> **Stored data**:
>> START

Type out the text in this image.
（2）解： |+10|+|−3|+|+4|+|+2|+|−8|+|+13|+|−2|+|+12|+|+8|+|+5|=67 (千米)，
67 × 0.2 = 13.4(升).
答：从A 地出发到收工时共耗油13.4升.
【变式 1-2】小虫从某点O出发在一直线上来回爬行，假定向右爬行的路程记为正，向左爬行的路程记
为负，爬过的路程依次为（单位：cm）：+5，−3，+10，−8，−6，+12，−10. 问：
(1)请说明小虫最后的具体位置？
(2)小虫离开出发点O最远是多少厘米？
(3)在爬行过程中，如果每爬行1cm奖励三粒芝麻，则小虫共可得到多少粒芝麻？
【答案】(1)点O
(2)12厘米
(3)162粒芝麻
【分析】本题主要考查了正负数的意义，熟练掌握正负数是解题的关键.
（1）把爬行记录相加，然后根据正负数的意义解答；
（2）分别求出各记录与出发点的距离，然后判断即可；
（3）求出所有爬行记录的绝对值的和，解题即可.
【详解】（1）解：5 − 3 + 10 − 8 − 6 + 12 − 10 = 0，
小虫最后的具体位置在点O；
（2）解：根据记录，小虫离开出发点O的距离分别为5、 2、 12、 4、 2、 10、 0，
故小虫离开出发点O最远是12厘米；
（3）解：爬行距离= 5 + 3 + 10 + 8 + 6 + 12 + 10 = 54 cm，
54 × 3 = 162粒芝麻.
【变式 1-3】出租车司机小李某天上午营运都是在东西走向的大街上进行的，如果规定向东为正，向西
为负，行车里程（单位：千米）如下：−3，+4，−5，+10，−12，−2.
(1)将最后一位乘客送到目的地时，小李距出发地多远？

>> END

> **What to do**: Quote every line of the data, word for word.

> **Response to the task**:
Type out the text in this image.
（2）解： |+10|+|−3|+|+4|+|+2|+|−8|+|+13|+|−2|+|+12|+|+8|+|+5|=67 (千米)，
67 × 0.2 = 13.4(升).
答：从A 地出发到收工时共耗油13.4升.
【变式 1-2】小虫从某点O出发在一直线上来回爬行，假定向右爬行的路程记为正，向左爬行的路程记
为负，爬过的路程依次为（单位：cm）：+5，−3，+10，−8，−6，+12，−10. 问：
(1)请说明小虫最后的具体位置？
(2)小虫离开出发点O最远是多少厘米？
(3)在爬行过程中，如果每爬行1cm奖励三粒芝麻，则小虫共可得到多少粒芝麻？
【答案】(1)点O
(2)12厘米
(3)162粒芝麻
【分析】本题主要考查了正负数的意义，熟练掌握正负数是解题的关键.
（1）把爬行记录相加，然后根据正负数的意义解答；
（2）分别求出各记录与出发点的距离，然后判断即可；
（3）求出所有爬行记录的绝对值的和，解题即可.
【详解】（1）解：5 − 3 + 10 − 8 − 6 + 12 − 10 = 0，
小虫最后的具体位置在点O；
（2）解：根据记录，小虫离开出发点O的距离分别为5、 2、 12、 4、 2、 10、 0，
故小虫离开出发点O最远是12厘米；
（3）解：爬行距离= 5 + 3 + 10 + 8 + 6 + 12 + 10 = 54 cm，
54 × 3 = 162粒芝麻.
【变式 1-3】出租车司机小李某天上午营运都是在东西走向的大街上进行的，如果规定向东为正，向西
为负，行车里程（单位：千米）如下：−3，+4，−5，+10，−12，−2.
(1)将最后一位乘客送到目的地时，小李距出发地多远？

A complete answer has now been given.